Dataset records:
########################################

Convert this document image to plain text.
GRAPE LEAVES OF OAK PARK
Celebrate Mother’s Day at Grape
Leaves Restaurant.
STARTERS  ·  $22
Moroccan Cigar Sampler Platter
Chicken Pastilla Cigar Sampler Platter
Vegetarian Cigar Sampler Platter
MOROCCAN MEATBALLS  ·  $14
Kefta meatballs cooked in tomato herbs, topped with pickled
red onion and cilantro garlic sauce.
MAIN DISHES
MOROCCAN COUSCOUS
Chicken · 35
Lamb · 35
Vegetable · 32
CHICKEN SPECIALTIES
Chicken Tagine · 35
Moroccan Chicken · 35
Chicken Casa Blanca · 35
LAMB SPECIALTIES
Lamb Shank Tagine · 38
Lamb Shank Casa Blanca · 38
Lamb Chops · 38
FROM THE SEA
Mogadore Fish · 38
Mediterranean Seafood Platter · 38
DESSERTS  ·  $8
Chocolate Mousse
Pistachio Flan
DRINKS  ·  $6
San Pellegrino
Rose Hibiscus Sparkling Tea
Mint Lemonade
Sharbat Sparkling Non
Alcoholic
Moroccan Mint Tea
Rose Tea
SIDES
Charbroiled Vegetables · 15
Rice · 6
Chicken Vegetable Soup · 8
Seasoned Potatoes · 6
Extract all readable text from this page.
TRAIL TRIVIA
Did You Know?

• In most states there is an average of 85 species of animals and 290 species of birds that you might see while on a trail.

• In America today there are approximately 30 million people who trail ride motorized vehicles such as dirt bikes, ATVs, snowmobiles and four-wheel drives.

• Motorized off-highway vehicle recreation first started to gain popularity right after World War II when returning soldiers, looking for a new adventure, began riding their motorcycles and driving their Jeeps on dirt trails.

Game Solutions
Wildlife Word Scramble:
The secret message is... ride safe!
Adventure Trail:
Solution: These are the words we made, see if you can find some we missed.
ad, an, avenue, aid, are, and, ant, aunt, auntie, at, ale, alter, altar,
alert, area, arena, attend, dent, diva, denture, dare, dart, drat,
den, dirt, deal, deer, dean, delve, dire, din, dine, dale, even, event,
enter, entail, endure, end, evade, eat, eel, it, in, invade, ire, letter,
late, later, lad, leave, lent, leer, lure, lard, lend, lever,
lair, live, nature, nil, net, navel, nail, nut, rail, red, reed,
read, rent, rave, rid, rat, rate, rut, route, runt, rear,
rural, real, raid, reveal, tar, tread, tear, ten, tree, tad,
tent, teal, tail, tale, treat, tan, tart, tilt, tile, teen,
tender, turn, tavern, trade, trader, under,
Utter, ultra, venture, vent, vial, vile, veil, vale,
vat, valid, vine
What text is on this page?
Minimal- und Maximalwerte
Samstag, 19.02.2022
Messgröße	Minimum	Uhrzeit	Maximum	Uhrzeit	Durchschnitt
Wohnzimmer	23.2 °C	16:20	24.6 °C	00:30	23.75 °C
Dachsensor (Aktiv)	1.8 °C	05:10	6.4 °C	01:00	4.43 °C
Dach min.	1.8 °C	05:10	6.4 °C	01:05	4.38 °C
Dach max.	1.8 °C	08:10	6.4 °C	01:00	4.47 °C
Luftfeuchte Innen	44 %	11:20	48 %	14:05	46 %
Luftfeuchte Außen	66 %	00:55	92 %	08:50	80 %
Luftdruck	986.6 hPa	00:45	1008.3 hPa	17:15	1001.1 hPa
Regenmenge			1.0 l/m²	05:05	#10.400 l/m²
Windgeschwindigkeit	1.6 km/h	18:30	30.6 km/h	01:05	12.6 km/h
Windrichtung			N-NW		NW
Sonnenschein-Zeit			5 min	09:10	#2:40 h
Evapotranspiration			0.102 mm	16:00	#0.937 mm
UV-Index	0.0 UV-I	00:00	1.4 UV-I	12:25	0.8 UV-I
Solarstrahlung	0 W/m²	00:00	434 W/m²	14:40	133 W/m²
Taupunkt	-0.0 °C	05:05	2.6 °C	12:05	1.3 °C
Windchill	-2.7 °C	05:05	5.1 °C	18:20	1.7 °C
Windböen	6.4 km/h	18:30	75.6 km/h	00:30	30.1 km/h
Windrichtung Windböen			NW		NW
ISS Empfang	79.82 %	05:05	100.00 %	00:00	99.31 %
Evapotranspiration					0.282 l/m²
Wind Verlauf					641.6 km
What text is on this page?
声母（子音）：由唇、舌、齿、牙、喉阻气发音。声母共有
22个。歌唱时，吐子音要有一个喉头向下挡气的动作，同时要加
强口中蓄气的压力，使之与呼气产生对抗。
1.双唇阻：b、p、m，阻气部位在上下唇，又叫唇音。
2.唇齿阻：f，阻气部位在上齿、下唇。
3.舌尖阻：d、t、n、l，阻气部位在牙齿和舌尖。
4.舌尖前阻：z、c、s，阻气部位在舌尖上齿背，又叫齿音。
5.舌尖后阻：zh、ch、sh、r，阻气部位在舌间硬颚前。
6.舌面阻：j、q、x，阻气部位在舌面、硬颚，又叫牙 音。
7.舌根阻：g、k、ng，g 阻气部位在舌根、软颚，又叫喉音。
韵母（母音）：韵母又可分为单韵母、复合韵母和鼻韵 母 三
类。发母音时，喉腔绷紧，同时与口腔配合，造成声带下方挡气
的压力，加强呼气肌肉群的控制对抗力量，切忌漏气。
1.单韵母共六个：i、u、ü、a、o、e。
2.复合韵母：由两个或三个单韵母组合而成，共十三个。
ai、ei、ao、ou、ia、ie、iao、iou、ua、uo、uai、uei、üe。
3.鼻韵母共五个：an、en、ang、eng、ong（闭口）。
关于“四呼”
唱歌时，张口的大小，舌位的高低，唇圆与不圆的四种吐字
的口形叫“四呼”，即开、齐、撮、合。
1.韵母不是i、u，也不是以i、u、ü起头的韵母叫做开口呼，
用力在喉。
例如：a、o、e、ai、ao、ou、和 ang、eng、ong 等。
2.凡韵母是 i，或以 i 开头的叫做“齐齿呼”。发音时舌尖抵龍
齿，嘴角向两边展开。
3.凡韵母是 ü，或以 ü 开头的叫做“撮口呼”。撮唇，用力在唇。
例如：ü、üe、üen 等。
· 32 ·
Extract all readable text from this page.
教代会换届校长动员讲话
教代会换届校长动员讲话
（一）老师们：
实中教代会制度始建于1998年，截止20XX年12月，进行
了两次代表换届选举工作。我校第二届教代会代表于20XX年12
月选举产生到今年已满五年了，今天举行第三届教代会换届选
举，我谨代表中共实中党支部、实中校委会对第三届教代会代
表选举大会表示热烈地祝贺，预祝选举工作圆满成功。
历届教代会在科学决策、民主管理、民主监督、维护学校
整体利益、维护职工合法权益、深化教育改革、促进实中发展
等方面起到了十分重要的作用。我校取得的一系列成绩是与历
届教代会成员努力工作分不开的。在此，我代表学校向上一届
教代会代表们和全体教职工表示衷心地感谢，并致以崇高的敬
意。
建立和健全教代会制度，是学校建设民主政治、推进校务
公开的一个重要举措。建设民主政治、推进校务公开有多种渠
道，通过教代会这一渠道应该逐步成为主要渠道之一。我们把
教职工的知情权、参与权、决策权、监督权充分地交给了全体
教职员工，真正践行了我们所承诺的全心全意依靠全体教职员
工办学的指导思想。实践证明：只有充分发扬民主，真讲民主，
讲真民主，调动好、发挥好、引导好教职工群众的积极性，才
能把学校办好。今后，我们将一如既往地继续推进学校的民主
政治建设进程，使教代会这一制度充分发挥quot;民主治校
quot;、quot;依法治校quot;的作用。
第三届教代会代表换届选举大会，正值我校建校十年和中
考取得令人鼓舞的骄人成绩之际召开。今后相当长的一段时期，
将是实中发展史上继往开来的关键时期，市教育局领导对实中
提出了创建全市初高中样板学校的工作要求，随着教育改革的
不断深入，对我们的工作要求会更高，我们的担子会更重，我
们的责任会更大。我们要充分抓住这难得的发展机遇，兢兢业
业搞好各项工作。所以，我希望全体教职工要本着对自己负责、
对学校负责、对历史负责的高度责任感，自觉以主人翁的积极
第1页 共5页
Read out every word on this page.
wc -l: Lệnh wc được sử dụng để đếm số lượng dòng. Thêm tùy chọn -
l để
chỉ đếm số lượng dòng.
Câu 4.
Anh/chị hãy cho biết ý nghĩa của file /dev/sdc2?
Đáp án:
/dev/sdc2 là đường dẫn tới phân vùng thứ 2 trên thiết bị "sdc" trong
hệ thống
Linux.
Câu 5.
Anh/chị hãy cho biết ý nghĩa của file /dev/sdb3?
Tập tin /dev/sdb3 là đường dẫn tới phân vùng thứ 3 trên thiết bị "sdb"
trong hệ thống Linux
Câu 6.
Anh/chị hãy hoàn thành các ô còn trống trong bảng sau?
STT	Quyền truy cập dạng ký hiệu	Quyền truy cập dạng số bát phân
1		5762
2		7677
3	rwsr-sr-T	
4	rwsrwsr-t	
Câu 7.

########################################

Exercise description:
Reproduce the lines word for word, starting at the one holding "Read out every word on this page." and ending at the final line of the material above.

Correct answer:
Read out every word on this page.
wc -l: Lệnh wc được sử dụng để đếm số lượng dòng. Thêm tùy chọn -
l để
chỉ đếm số lượng dòng.
Câu 4.
Anh/chị hãy cho biết ý nghĩa của file /dev/sdc2?
Đáp án:
/dev/sdc2 là đường dẫn tới phân vùng thứ 2 trên thiết bị "sdc" trong
hệ thống
Linux.
Câu 5.
Anh/chị hãy cho biết ý nghĩa của file /dev/sdb3?
Tập tin /dev/sdb3 là đường dẫn tới phân vùng thứ 3 trên thiết bị "sdb"
trong hệ thống Linux
Câu 6.
Anh/chị hãy hoàn thành các ô còn trống trong bảng sau?
STT	Quyền truy cập dạng ký hiệu	Quyền truy cập dạng số bát phân
1		5762
2		7677
3	rwsr-sr-T	
4	rwsrwsr-t	
Câu 7.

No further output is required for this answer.